Records from a data source

━━━

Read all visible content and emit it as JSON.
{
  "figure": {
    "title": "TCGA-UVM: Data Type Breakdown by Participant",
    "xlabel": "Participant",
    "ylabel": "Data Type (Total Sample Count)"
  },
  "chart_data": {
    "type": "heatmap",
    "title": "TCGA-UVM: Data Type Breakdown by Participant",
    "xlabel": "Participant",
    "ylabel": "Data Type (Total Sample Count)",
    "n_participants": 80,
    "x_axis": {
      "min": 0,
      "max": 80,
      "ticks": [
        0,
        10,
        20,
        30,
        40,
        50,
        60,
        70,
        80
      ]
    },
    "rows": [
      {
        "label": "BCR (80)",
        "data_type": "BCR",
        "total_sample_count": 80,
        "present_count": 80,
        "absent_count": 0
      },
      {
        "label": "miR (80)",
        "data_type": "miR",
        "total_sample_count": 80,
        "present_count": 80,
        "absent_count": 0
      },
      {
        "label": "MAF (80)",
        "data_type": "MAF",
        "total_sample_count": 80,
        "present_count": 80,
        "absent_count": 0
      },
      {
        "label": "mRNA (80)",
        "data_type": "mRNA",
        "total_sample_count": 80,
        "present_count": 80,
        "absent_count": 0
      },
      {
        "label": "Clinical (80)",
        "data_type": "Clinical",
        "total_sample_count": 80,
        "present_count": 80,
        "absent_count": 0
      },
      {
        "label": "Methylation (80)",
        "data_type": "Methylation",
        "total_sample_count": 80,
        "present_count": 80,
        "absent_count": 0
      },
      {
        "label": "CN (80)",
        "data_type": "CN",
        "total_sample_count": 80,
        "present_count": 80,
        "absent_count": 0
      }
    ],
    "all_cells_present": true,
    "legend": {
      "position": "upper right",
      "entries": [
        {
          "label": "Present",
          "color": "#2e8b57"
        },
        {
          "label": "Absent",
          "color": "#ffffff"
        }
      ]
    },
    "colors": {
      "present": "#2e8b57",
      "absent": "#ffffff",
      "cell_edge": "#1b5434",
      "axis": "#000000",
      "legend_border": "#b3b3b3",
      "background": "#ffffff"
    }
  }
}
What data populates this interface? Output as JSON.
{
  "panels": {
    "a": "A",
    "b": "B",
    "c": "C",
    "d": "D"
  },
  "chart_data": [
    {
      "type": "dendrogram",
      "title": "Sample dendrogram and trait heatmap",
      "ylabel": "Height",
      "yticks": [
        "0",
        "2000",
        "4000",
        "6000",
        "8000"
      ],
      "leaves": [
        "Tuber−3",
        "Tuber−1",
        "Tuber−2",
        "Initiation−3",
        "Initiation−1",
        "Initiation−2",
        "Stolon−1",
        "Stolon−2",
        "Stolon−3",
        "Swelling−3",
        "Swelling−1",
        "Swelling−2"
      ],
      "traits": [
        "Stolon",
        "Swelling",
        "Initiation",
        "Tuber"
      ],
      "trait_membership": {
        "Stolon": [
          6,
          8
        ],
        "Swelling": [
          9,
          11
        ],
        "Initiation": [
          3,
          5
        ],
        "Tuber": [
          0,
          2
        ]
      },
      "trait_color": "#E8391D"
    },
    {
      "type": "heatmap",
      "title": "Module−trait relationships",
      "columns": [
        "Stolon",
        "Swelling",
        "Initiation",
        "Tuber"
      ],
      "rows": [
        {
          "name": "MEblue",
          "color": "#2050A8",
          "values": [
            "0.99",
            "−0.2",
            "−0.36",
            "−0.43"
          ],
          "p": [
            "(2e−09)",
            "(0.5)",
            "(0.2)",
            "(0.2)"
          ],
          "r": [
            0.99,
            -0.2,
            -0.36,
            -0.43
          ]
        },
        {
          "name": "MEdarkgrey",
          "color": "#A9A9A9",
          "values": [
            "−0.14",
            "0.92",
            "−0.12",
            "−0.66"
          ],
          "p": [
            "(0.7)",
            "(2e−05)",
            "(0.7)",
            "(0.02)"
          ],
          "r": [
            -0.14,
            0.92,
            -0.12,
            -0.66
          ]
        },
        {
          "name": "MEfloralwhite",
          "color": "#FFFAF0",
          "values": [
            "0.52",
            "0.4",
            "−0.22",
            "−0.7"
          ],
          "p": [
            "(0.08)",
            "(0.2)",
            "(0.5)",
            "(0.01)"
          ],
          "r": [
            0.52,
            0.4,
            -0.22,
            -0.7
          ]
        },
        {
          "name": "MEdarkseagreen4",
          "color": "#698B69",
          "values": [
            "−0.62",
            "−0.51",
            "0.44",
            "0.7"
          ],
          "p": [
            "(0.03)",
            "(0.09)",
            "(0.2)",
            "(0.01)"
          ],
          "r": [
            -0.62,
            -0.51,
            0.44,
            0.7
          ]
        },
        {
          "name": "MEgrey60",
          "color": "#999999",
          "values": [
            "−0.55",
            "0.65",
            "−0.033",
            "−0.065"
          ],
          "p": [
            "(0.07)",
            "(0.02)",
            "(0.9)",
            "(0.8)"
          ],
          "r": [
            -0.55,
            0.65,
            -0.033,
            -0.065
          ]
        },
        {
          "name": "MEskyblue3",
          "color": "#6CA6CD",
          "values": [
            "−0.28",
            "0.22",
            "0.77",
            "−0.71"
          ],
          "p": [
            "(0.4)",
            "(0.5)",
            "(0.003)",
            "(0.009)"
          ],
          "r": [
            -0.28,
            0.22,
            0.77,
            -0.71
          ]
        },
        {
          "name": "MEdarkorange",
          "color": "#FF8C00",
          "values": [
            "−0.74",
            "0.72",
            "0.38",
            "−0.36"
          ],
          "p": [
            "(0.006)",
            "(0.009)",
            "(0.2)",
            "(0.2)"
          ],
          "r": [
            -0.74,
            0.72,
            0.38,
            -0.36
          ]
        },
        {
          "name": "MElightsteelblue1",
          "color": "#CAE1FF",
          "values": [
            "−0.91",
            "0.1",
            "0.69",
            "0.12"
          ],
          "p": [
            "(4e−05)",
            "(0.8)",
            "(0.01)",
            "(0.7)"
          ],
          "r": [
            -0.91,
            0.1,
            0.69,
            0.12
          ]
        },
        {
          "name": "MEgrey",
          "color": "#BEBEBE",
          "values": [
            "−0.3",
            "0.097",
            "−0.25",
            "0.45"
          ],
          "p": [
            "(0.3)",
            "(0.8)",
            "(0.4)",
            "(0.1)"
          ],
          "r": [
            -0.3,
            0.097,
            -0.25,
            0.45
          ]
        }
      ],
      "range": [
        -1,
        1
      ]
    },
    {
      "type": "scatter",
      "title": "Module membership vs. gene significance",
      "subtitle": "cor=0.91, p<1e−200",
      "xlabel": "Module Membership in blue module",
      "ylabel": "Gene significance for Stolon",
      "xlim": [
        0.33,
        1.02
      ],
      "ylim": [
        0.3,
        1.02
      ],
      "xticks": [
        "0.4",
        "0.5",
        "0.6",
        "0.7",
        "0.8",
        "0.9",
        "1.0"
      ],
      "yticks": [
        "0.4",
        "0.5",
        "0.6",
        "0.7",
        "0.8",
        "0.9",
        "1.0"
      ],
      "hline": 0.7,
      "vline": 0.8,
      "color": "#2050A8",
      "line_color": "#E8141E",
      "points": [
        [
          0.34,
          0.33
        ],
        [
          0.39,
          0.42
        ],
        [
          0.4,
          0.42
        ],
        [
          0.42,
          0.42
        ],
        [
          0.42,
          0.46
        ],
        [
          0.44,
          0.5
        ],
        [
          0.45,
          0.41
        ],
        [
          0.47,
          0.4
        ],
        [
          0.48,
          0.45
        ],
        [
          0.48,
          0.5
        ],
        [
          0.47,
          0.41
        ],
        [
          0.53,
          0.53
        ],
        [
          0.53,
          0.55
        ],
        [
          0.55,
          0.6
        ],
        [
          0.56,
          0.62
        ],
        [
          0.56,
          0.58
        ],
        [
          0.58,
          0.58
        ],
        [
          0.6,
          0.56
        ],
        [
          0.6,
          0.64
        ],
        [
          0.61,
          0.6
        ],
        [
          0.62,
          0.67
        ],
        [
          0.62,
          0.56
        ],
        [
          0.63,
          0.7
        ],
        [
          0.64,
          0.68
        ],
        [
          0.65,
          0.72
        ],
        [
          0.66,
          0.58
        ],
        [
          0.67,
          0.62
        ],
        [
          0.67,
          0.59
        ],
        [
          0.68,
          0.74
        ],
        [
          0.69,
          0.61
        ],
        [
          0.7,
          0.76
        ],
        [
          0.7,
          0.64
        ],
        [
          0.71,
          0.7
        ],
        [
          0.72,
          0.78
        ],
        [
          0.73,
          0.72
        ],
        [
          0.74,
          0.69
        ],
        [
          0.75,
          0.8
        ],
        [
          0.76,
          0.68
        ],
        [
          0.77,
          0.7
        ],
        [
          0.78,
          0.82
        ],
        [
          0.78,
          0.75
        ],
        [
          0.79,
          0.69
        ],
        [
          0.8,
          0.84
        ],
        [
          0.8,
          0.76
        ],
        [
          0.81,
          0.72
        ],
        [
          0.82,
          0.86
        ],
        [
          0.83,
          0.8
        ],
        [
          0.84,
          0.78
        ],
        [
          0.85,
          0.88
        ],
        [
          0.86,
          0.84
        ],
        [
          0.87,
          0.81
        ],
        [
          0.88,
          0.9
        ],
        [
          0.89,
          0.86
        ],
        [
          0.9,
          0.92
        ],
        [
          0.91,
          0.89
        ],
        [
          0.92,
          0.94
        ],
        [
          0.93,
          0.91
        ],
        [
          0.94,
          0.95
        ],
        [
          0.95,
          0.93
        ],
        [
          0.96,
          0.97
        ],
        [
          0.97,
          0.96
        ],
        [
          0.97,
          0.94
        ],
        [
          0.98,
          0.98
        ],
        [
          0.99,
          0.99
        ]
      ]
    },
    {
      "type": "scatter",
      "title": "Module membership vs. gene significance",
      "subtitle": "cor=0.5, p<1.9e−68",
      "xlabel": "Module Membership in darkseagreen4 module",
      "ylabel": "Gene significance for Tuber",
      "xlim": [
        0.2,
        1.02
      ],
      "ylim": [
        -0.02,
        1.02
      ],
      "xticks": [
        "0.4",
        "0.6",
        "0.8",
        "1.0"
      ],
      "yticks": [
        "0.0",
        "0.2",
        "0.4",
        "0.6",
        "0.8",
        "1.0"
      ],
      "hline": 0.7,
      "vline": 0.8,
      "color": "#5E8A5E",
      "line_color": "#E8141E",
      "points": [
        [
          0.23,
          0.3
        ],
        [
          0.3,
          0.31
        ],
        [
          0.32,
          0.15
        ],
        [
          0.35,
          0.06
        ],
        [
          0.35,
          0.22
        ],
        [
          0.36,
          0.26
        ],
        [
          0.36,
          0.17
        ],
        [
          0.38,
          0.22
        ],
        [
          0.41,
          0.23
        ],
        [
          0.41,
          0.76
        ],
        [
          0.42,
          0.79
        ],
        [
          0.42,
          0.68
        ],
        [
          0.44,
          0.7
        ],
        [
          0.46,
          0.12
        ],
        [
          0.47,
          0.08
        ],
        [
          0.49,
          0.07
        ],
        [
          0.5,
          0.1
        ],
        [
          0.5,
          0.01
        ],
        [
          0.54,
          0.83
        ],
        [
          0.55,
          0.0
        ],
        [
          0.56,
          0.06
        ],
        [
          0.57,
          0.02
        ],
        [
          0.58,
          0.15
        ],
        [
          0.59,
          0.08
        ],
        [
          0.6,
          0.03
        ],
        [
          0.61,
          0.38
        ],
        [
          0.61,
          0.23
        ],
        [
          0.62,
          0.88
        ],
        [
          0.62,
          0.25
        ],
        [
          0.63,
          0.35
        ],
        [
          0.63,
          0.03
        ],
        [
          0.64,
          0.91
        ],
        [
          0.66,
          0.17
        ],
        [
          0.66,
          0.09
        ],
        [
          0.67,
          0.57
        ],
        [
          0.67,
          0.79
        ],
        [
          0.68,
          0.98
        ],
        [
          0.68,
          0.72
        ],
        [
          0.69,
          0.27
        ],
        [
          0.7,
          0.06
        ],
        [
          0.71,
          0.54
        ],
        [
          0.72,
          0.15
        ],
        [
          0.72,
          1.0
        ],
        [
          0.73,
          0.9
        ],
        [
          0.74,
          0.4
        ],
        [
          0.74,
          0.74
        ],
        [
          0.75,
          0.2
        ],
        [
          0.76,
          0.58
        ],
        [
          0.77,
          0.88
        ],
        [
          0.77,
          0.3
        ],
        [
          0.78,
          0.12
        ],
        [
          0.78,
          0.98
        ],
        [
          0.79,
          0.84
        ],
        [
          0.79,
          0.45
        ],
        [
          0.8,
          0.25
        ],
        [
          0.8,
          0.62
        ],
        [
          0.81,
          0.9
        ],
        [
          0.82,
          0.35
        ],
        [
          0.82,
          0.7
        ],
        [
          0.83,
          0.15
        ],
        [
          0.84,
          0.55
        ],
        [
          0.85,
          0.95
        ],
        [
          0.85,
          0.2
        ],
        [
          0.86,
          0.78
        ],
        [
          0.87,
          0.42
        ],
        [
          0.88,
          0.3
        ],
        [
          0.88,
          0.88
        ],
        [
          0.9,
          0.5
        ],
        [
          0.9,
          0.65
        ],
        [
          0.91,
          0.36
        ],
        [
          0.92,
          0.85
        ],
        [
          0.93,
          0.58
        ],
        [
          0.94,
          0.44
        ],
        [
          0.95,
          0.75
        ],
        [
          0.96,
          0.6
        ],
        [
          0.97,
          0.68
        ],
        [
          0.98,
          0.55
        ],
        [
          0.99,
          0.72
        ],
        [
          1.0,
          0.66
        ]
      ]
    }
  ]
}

━━━

• Directions: Above are some records; copy each line there that contains "name".

• Your solution:
          "name": "MEblue",
          "name": "MEdarkgrey",
          "name": "MEfloralwhite",
          "name": "MEdarkseagreen4",
          "name": "MEgrey60",
          "name": "MEskyblue3",
          "name": "MEdarkorange",
          "name": "MElightsteelblue1",
          "name": "MEgrey",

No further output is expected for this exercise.